## [OBJECTIVE]
Determine how many lines below hold the string "доходы". Reply with the number alone.

——

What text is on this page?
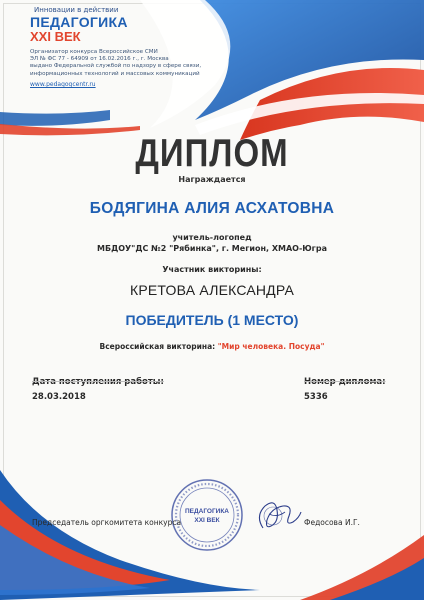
Инновации в действии
ПЕДАГОГИКА
XXI ВЕК
Организатор конкурса Всероссийское СМИ
ЭЛ № ФС 77 - 64909 от 16.02.2016 г., г. Москва
выдано Федеральной службой по надзору в сфере связи,
информационных технологий и массовых коммуникаций
www.pedagogcentr.ru
ДИПЛОМ
Награждается
БОДЯГИНА АЛИЯ АСХАТОВНА
учитель-логопед
МБДОУ"ДС №2 "Рябинка", г. Мегион, ХМАО-Югра
Участник викторины:
КРЕТОВА АЛЕКСАНДРА
ПОБЕДИТЕЛЬ (1 МЕСТО)
Всероссийская викторина: "Мир человека. Посуда"
Дата поступления работы:
28.03.2018
Номер диплома:
5336
ПЕДАГОГИКА
XXI ВЕК
Председатель оргкомитета конкурса	Федосова И.Г.
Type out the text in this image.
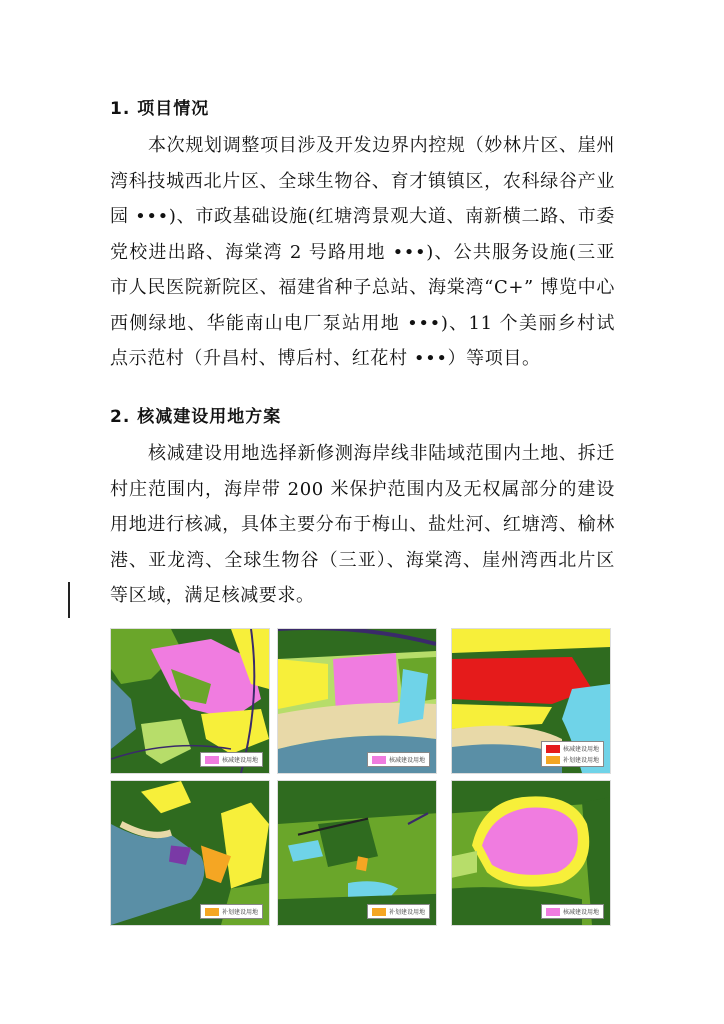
1. 项目情况

本次规划调整项目涉及开发边界内控规（妙林片区、崖州湾科技城西北片区、全球生物谷、育才镇镇区，农科绿谷产业园 •••)、市政基础设施(红塘湾景观大道、南新横二路、市委党校进出路、海棠湾 2 号路用地 •••)、公共服务设施(三亚市人民医院新院区、福建省种子总站、海棠湾“C+” 博览中心西侧绿地、华能南山电厂泵站用地 •••)、11 个美丽乡村试点示范村（升昌村、博后村、红花村 •••）等项目。

2. 核减建设用地方案

核减建设用地选择新修测海岸线非陆域范围内土地、拆迁村庄范围内，海岸带 200 米保护范围内及无权属部分的建设用地进行核减，具体主要分布于梅山、盐灶河、红塘湾、榆林港、亚龙湾、全球生物谷（三亚）、海棠湾、崖州湾西北片区等区域，满足核减要求。

核减建设用地	核减建设用地
核减建设用地
补划建设用地
补划建设用地	补划建设用地	核减建设用地
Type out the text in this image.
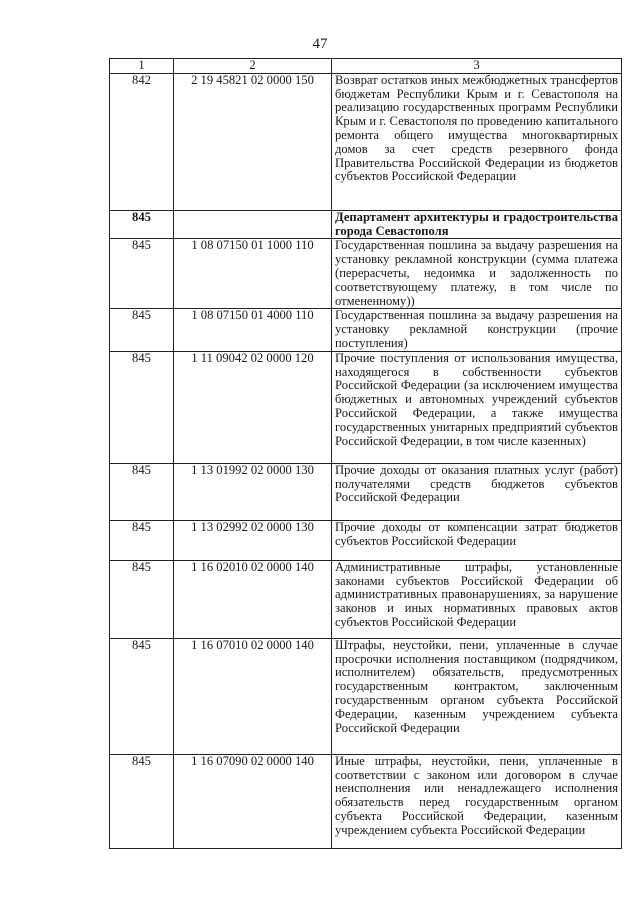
47
1	2	3
842	2 19 45821 02 0000 150	Возврат остатков иных межбюджетных трансфертов бюджетам Республики Крым и г. Севастополя на реализацию государственных программ Республики Крым и г. Севастополя по проведению капитального ремонта общего имущества многоквартирных домов за счет средств резервного фонда Правительства Российской Федерации из бюджетов субъектов Российской Федерации
845		Департамент архитектуры и градостроительства города Севастополя
845	1 08 07150 01 1000 110	Государственная пошлина за выдачу разрешения на установку рекламной конструкции (сумма платежа (перерасчеты, недоимка и задолженность по соответствующему платежу, в том числе по отмененному))
845	1 08 07150 01 4000 110	Государственная пошлина за выдачу разрешения на установку рекламной конструкции (прочие поступления)
845	1 11 09042 02 0000 120	Прочие поступления от использования имущества, находящегося в собственности субъектов Российской Федерации (за исключением имущества бюджетных и автономных учреждений субъектов Российской Федерации, а также имущества государственных унитарных предприятий субъектов Российской Федерации, в том числе казенных)
845	1 13 01992 02 0000 130	Прочие доходы от оказания платных услуг (работ) получателями средств бюджетов субъектов Российской Федерации
845	1 13 02992 02 0000 130	Прочие доходы от компенсации затрат бюджетов субъектов Российской Федерации
845	1 16 02010 02 0000 140	Административные штрафы, установленные законами субъектов Российской Федерации об административных правонарушениях, за нарушение законов и иных нормативных правовых актов субъектов Российской Федерации
845	1 16 07010 02 0000 140	Штрафы, неустойки, пени, уплаченные в случае просрочки исполнения поставщиком (подрядчиком, исполнителем) обязательств, предусмотренных государственным контрактом, заключенным государственным органом субъекта Российской Федерации, казенным учреждением субъекта Российской Федерации
845	1 16 07090 02 0000 140	Иные штрафы, неустойки, пени, уплаченные в соответствии с законом или договором в случае неисполнения или ненадлежащего исполнения обязательств перед государственным органом субъекта Российской Федерации, казенным учреждением субъекта Российской Федерации
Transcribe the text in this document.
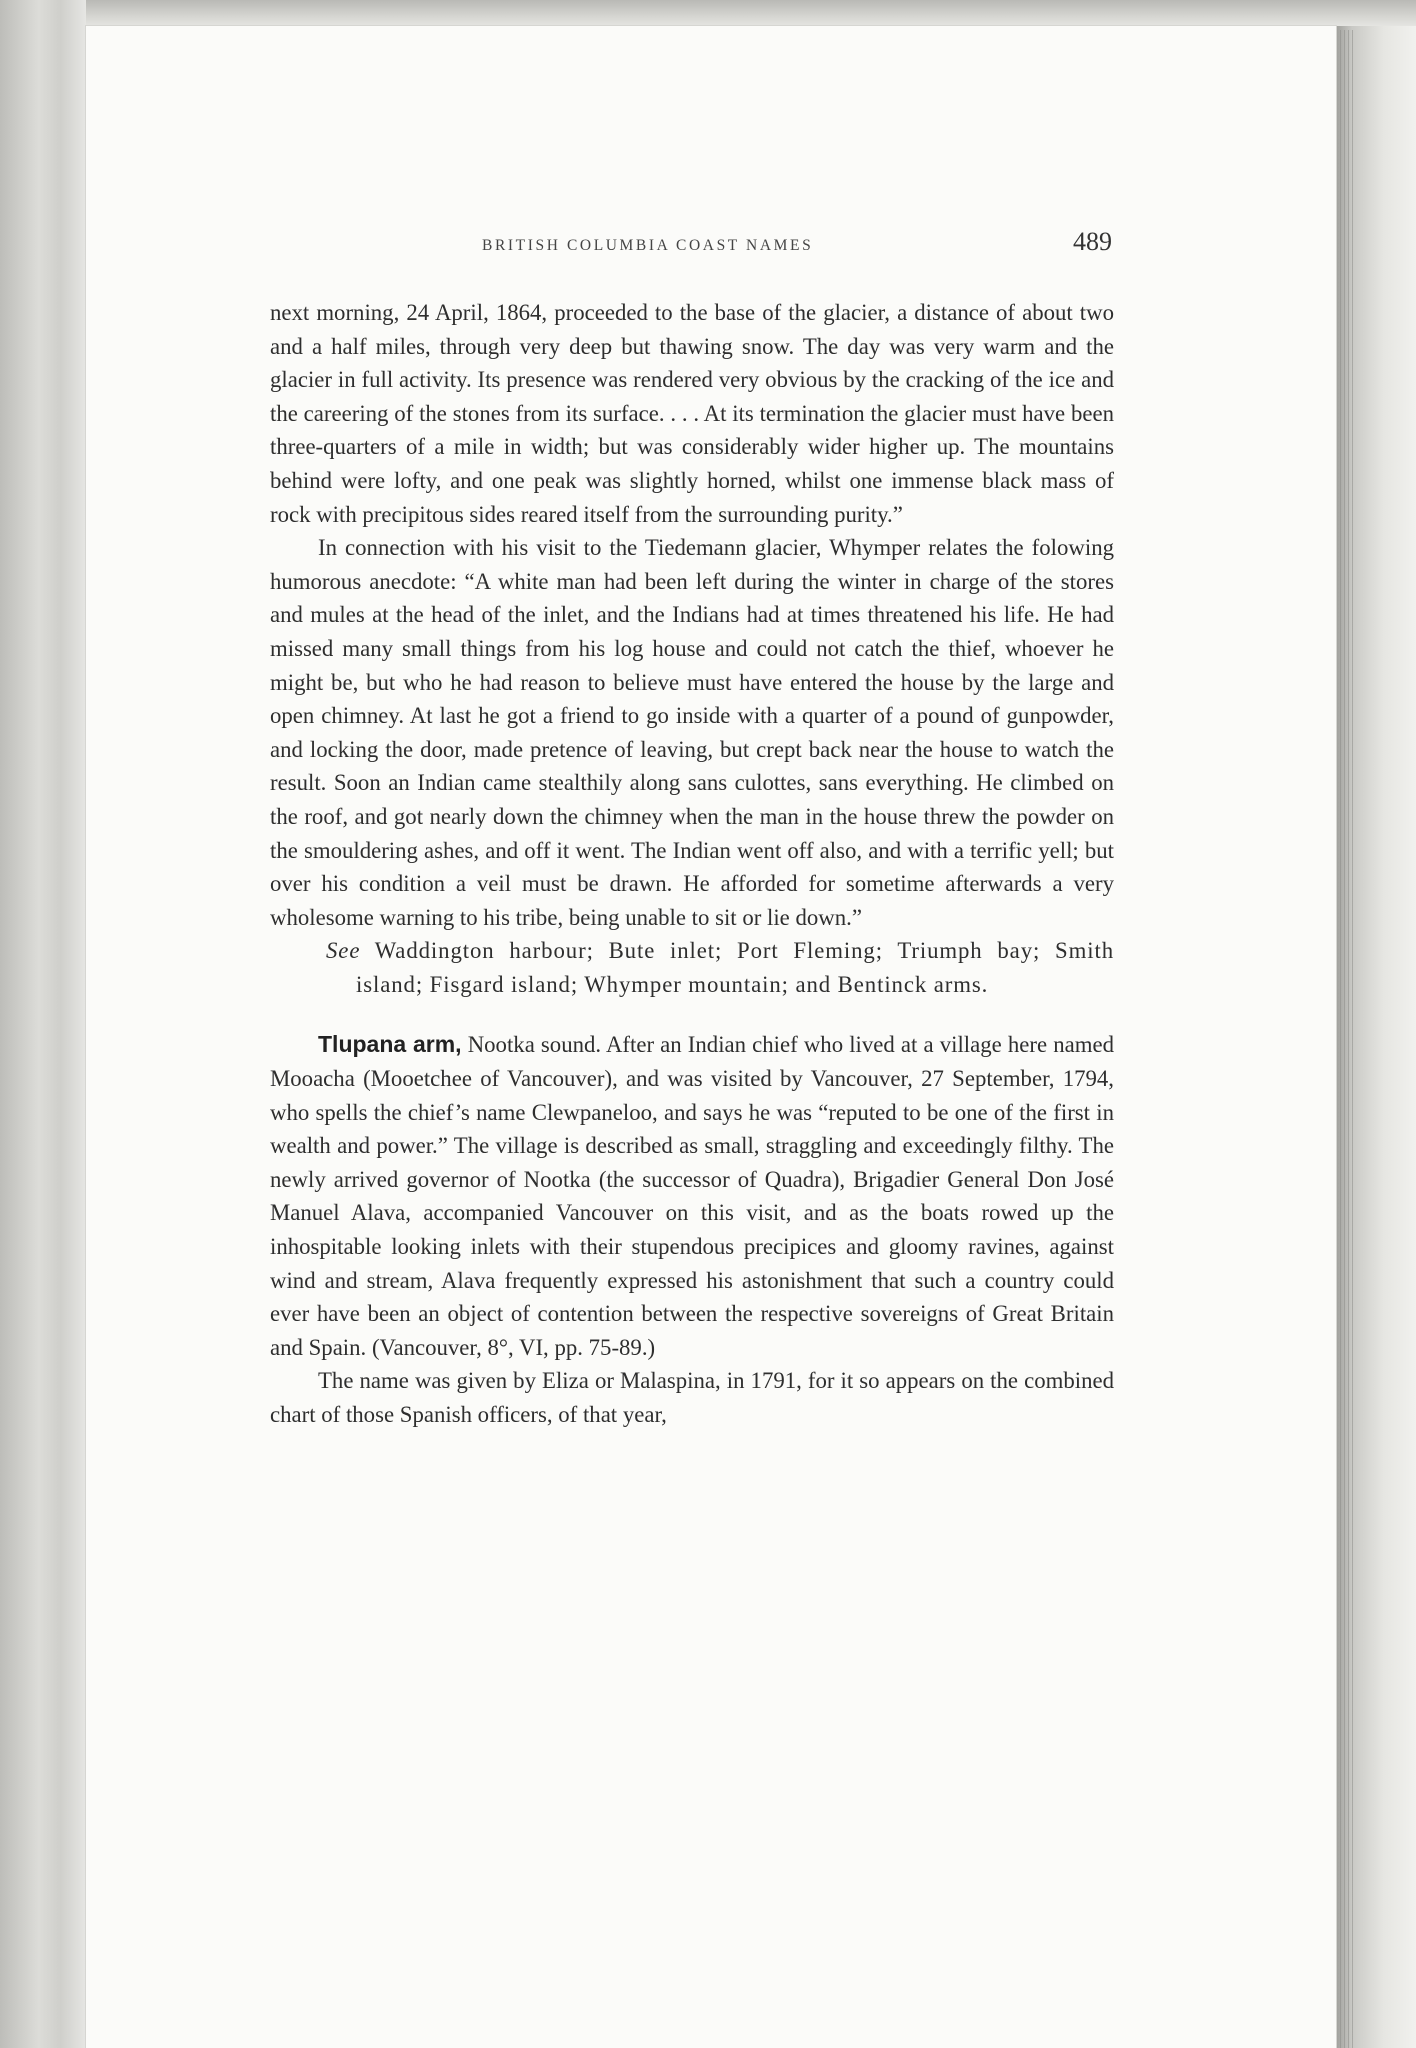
BRITISH COLUMBIA COAST NAMES	489

next morning, 24 April, 1864, proceeded to the base of the glacier, a distance of about two and a half miles, through very deep but thawing snow. The day was very warm and the glacier in full activity. Its presence was rendered very obvious by the cracking of the ice and the careering of the stones from its surface. . . . At its termination the glacier must have been three-quarters of a mile in width; but was considerably wider higher up. The mountains behind were lofty, and one peak was slightly horned, whilst one immense black mass of rock with precipitous sides reared itself from the surrounding purity.”

In connection with his visit to the Tiedemann glacier, Whymper relates the folowing humorous anecdote: “A white man had been left during the winter in charge of the stores and mules at the head of the inlet, and the Indians had at times threatened his life. He had missed many small things from his log house and could not catch the thief, whoever he might be, but who he had reason to believe must have entered the house by the large and open chimney. At last he got a friend to go inside with a quarter of a pound of gunpowder, and locking the door, made pretence of leaving, but crept back near the house to watch the result. Soon an Indian came stealthily along sans culottes, sans everything. He climbed on the roof, and got nearly down the chimney when the man in the house threw the powder on the smouldering ashes, and off it went. The Indian went off also, and with a terrific yell; but over his condition a veil must be drawn. He afforded for sometime afterwards a very wholesome warning to his tribe, being unable to sit or lie down.”

See Waddington harbour; Bute inlet; Port Fleming; Triumph bay; Smith island; Fisgard island; Whymper mountain; and Bentinck arms.

Tlupana arm, Nootka sound. After an Indian chief who lived at a village here named Mooacha (Mooetchee of Vancouver), and was visited by Vancouver, 27 September, 1794, who spells the chief’s name Clewpaneloo, and says he was “reputed to be one of the first in wealth and power.” The village is described as small, straggling and exceedingly filthy. The newly arrived governor of Nootka (the successor of Quadra), Brigadier General Don José Manuel Alava, accompanied Vancouver on this visit, and as the boats rowed up the inhospitable looking inlets with their stupendous precipices and gloomy ravines, against wind and stream, Alava frequently expressed his astonishment that such a country could ever have been an object of contention between the respective sovereigns of Great Britain and Spain. (Vancouver, 8°, VI, pp. 75-89.)

The name was given by Eliza or Malaspina, in 1791, for it so appears on the combined chart of those Spanish officers, of that year,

——

## [ANSWER TO THIS PROBLEM]
2